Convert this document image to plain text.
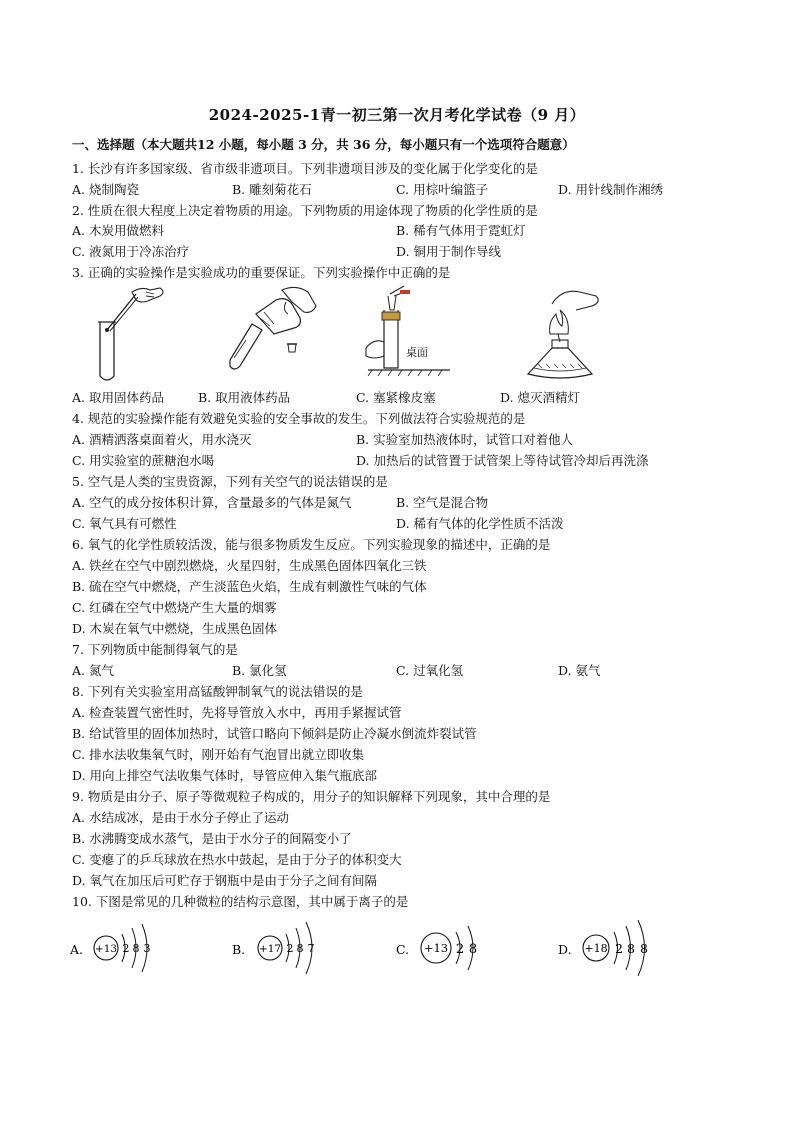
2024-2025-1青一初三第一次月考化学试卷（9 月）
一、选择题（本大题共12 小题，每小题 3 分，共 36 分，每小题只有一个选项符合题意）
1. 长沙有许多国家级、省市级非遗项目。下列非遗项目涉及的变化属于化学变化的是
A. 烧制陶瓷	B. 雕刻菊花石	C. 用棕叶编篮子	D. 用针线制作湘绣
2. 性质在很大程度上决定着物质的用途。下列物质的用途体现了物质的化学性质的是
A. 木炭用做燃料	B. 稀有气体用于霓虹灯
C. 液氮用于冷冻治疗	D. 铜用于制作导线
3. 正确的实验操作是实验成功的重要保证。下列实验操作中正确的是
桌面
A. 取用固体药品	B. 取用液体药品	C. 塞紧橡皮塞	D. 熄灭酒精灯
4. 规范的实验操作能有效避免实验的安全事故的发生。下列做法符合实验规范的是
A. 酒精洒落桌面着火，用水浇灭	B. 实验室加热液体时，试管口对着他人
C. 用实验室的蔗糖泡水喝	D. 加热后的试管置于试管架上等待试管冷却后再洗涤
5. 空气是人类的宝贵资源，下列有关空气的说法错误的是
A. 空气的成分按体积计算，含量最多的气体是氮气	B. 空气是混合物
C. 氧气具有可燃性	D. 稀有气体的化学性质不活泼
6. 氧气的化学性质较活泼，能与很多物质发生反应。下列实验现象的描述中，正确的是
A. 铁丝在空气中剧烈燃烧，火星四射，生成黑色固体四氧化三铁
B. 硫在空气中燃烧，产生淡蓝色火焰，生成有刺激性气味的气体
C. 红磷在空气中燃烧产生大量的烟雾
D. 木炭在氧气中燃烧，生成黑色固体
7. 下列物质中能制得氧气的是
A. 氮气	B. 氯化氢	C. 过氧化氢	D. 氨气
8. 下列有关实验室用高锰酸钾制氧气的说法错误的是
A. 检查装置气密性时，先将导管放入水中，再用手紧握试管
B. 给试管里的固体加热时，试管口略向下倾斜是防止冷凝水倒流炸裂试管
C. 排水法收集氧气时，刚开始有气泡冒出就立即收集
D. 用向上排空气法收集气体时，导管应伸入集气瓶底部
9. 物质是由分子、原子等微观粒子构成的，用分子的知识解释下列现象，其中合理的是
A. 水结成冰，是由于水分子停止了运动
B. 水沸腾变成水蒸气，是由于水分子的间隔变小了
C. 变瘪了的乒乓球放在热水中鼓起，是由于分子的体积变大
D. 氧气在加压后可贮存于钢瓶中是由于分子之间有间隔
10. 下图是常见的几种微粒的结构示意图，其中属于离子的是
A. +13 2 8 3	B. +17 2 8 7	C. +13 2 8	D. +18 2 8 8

※ ※ ※

### WHAT IS NEEDED
Restate the listing above word for word, and skip the pictures.

### REPLY TO THE TASK
Convert this document image to plain text.
2024-2025-1青一初三第一次月考化学试卷（9 月）
一、选择题（本大题共12 小题，每小题 3 分，共 36 分，每小题只有一个选项符合题意）
1. 长沙有许多国家级、省市级非遗项目。下列非遗项目涉及的变化属于化学变化的是
A. 烧制陶瓷	B. 雕刻菊花石	C. 用棕叶编篮子	D. 用针线制作湘绣
2. 性质在很大程度上决定着物质的用途。下列物质的用途体现了物质的化学性质的是
A. 木炭用做燃料	B. 稀有气体用于霓虹灯
C. 液氮用于冷冻治疗	D. 铜用于制作导线
3. 正确的实验操作是实验成功的重要保证。下列实验操作中正确的是
桌面
A. 取用固体药品	B. 取用液体药品	C. 塞紧橡皮塞	D. 熄灭酒精灯
4. 规范的实验操作能有效避免实验的安全事故的发生。下列做法符合实验规范的是
A. 酒精洒落桌面着火，用水浇灭	B. 实验室加热液体时，试管口对着他人
C. 用实验室的蔗糖泡水喝	D. 加热后的试管置于试管架上等待试管冷却后再洗涤
5. 空气是人类的宝贵资源，下列有关空气的说法错误的是
A. 空气的成分按体积计算，含量最多的气体是氮气	B. 空气是混合物
C. 氧气具有可燃性	D. 稀有气体的化学性质不活泼
6. 氧气的化学性质较活泼，能与很多物质发生反应。下列实验现象的描述中，正确的是
A. 铁丝在空气中剧烈燃烧，火星四射，生成黑色固体四氧化三铁
B. 硫在空气中燃烧，产生淡蓝色火焰，生成有刺激性气味的气体
C. 红磷在空气中燃烧产生大量的烟雾
D. 木炭在氧气中燃烧，生成黑色固体
7. 下列物质中能制得氧气的是
A. 氮气	B. 氯化氢	C. 过氧化氢	D. 氨气
8. 下列有关实验室用高锰酸钾制氧气的说法错误的是
A. 检查装置气密性时，先将导管放入水中，再用手紧握试管
B. 给试管里的固体加热时，试管口略向下倾斜是防止冷凝水倒流炸裂试管
C. 排水法收集氧气时，刚开始有气泡冒出就立即收集
D. 用向上排空气法收集气体时，导管应伸入集气瓶底部
9. 物质是由分子、原子等微观粒子构成的，用分子的知识解释下列现象，其中合理的是
A. 水结成冰，是由于水分子停止了运动
B. 水沸腾变成水蒸气，是由于水分子的间隔变小了
C. 变瘪了的乒乓球放在热水中鼓起，是由于分子的体积变大
D. 氧气在加压后可贮存于钢瓶中是由于分子之间有间隔
10. 下图是常见的几种微粒的结构示意图，其中属于离子的是
A. +13 2 8 3	B. +17 2 8 7	C. +13 2 8	D. +18 2 8 8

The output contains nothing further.